▶ _TASK GOAL_: Collect all lines below with the string "Medienablage".

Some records
- - - -

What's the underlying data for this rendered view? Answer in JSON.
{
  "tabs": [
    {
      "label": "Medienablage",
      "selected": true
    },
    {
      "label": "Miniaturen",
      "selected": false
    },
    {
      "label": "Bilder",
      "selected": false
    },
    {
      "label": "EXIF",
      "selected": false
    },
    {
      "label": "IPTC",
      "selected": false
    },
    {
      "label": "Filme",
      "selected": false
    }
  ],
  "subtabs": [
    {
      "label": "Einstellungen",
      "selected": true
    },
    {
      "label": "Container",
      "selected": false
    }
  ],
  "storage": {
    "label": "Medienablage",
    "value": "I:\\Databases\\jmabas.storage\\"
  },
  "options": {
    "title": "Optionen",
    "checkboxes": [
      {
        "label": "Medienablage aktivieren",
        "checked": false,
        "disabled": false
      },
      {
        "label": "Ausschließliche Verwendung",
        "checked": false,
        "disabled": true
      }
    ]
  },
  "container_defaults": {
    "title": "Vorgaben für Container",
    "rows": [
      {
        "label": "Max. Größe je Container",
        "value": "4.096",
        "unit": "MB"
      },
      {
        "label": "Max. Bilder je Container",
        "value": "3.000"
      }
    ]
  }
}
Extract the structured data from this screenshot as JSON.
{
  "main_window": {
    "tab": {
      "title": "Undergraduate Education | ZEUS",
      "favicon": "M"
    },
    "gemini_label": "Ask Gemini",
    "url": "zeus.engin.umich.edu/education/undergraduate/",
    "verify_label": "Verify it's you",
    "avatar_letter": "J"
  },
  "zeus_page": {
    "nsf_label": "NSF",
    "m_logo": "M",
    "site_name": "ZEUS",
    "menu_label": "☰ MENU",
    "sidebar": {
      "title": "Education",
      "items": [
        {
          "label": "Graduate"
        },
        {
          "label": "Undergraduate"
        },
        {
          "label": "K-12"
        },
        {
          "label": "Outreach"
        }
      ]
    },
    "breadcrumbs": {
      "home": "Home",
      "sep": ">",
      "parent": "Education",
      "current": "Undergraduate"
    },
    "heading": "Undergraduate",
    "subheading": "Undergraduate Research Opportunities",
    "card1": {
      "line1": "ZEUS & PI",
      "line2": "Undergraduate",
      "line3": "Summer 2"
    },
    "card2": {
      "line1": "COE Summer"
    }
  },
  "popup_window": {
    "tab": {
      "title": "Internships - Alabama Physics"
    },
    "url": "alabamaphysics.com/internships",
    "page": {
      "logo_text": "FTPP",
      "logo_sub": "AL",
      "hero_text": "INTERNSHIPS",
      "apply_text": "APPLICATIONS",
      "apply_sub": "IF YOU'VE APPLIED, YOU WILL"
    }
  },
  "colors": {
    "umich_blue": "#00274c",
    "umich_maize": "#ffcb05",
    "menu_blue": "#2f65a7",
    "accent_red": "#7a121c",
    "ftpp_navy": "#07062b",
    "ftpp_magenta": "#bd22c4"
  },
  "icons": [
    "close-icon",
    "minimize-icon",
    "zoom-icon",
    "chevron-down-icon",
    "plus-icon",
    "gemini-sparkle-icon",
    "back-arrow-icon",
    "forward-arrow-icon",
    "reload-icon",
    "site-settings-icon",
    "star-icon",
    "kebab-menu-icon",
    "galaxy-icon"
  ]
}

- - - -

▶ _SOLUTION TO THIS TASK_:
      "label": "Medienablage",
    "label": "Medienablage",
        "label": "Medienablage aktivieren",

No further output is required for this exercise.